▶ Input:
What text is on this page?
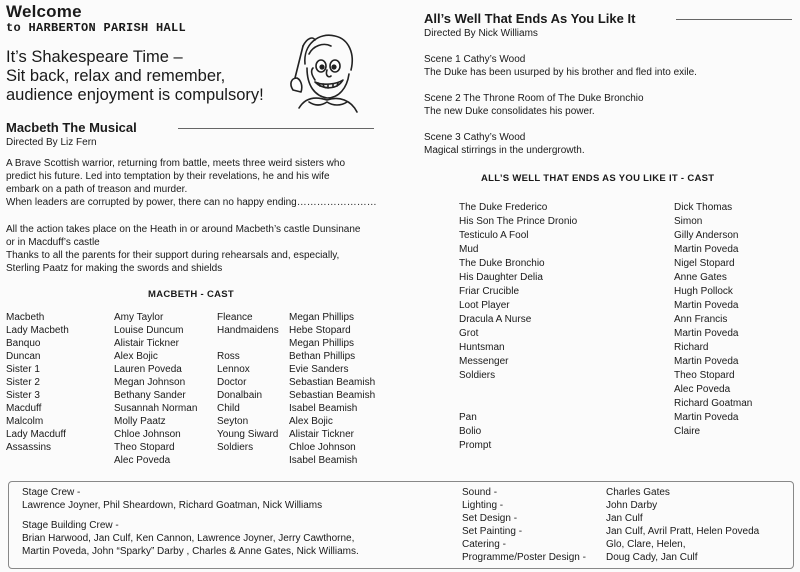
Welcome
to HARBERTON PARISH HALL
It’s Shakespeare Time –
Sit back, relax and remember,
audience enjoyment is compulsory!
Macbeth The Musical
Directed By Liz Fern
A Brave Scottish warrior, returning from battle, meets three weird sisters who
predict his future. Led into temptation by their revelations, he and his wife
embark on a path of treason and murder.
When leaders are corrupted by power, there can no happy ending……………………
All the action takes place on the Heath in or around Macbeth’s castle Dunsinane
or in Macduff’s castle
Thanks to all the parents for their support during rehearsals and, especially,
Sterling Paatz for making the swords and shields
MACBETH - CAST
Macbeth
Lady Macbeth
Banquo
Duncan
Sister 1
Sister 2
Sister 3
Macduff
Malcolm
Lady Macduff
Assassins
Amy Taylor
Louise Duncum
Alistair Tickner
Alex Bojic
Lauren Poveda
Megan Johnson
Bethany Sander
Susannah Norman
Molly Paatz
Chloe Johnson
Theo Stopard
Alec Poveda
Fleance
Handmaidens
Ross
Lennox
Doctor
Donalbain
Child
Seyton
Young Siward
Soldiers
Megan Phillips
Hebe Stopard
Megan Phillips
Bethan Phillips
Evie Sanders
Sebastian Beamish
Sebastian Beamish
Isabel Beamish
Alex Bojic
Alistair Tickner
Chloe Johnson
Isabel Beamish
All’s Well That Ends As You Like It
Directed By Nick Williams
Scene 1 Cathy’s Wood
The Duke has been usurped by his brother and fled into exile.
Scene 2 The Throne Room of The Duke Bronchio
The new Duke consolidates his power.
Scene 3 Cathy’s Wood
Magical stirrings in the undergrowth.
ALL’S WELL THAT ENDS AS YOU LIKE IT - CAST
The Duke Frederico
His Son The Prince Dronio
Testiculo A Fool
Mud
The Duke Bronchio
His Daughter Delia
Friar Crucible
Loot Player
Dracula A Nurse
Grot
Huntsman
Messenger
Soldiers
Pan
Bolio
Prompt
Dick Thomas
Simon
Gilly Anderson
Martin Poveda
Nigel Stopard
Anne Gates
Hugh Pollock
Martin Poveda
Ann Francis
Martin Poveda
Richard
Martin Poveda
Theo Stopard
Alec Poveda
Richard Goatman
Martin Poveda
Claire
Stage Crew -
Lawrence Joyner, Phil Sheardown, Richard Goatman, Nick Williams
Stage Building Crew -
Brian Harwood, Jan Culf, Ken Cannon, Lawrence Joyner, Jerry Cawthorne,
Martin Poveda, John “Sparky” Darby , Charles & Anne Gates, Nick Williams.
Sound -
Lighting -
Set Design -
Set Painting -
Catering -
Programme/Poster Design -
Charles Gates
John Darby
Jan Culf
Jan Culf, Avril Pratt, Helen Poveda
Glo, Clare, Helen,
Doug Cady, Jan Culf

▶ Exercise requirements:
Return each line exactly as written. Any picture gets left out.

▶ Problem solution:
What text is on this page?
Welcome
to HARBERTON PARISH HALL
It’s Shakespeare Time –
Sit back, relax and remember,
audience enjoyment is compulsory!
Macbeth The Musical
Directed By Liz Fern
A Brave Scottish warrior, returning from battle, meets three weird sisters who
predict his future. Led into temptation by their revelations, he and his wife
embark on a path of treason and murder.
When leaders are corrupted by power, there can no happy ending……………………
All the action takes place on the Heath in or around Macbeth’s castle Dunsinane
or in Macduff’s castle
Thanks to all the parents for their support during rehearsals and, especially,
Sterling Paatz for making the swords and shields
MACBETH - CAST
Macbeth
Lady Macbeth
Banquo
Duncan
Sister 1
Sister 2
Sister 3
Macduff
Malcolm
Lady Macduff
Assassins
Amy Taylor
Louise Duncum
Alistair Tickner
Alex Bojic
Lauren Poveda
Megan Johnson
Bethany Sander
Susannah Norman
Molly Paatz
Chloe Johnson
Theo Stopard
Alec Poveda
Fleance
Handmaidens
Ross
Lennox
Doctor
Donalbain
Child
Seyton
Young Siward
Soldiers
Megan Phillips
Hebe Stopard
Megan Phillips
Bethan Phillips
Evie Sanders
Sebastian Beamish
Sebastian Beamish
Isabel Beamish
Alex Bojic
Alistair Tickner
Chloe Johnson
Isabel Beamish
All’s Well That Ends As You Like It
Directed By Nick Williams
Scene 1 Cathy’s Wood
The Duke has been usurped by his brother and fled into exile.
Scene 2 The Throne Room of The Duke Bronchio
The new Duke consolidates his power.
Scene 3 Cathy’s Wood
Magical stirrings in the undergrowth.
ALL’S WELL THAT ENDS AS YOU LIKE IT - CAST
The Duke Frederico
His Son The Prince Dronio
Testiculo A Fool
Mud
The Duke Bronchio
His Daughter Delia
Friar Crucible
Loot Player
Dracula A Nurse
Grot
Huntsman
Messenger
Soldiers
Pan
Bolio
Prompt
Dick Thomas
Simon
Gilly Anderson
Martin Poveda
Nigel Stopard
Anne Gates
Hugh Pollock
Martin Poveda
Ann Francis
Martin Poveda
Richard
Martin Poveda
Theo Stopard
Alec Poveda
Richard Goatman
Martin Poveda
Claire
Stage Crew -
Lawrence Joyner, Phil Sheardown, Richard Goatman, Nick Williams
Stage Building Crew -
Brian Harwood, Jan Culf, Ken Cannon, Lawrence Joyner, Jerry Cawthorne,
Martin Poveda, John “Sparky” Darby , Charles & Anne Gates, Nick Williams.
Sound -
Lighting -
Set Design -
Set Painting -
Catering -
Programme/Poster Design -
Charles Gates
John Darby
Jan Culf
Jan Culf, Avril Pratt, Helen Poveda
Glo, Clare, Helen,
Doug Cady, Jan Culf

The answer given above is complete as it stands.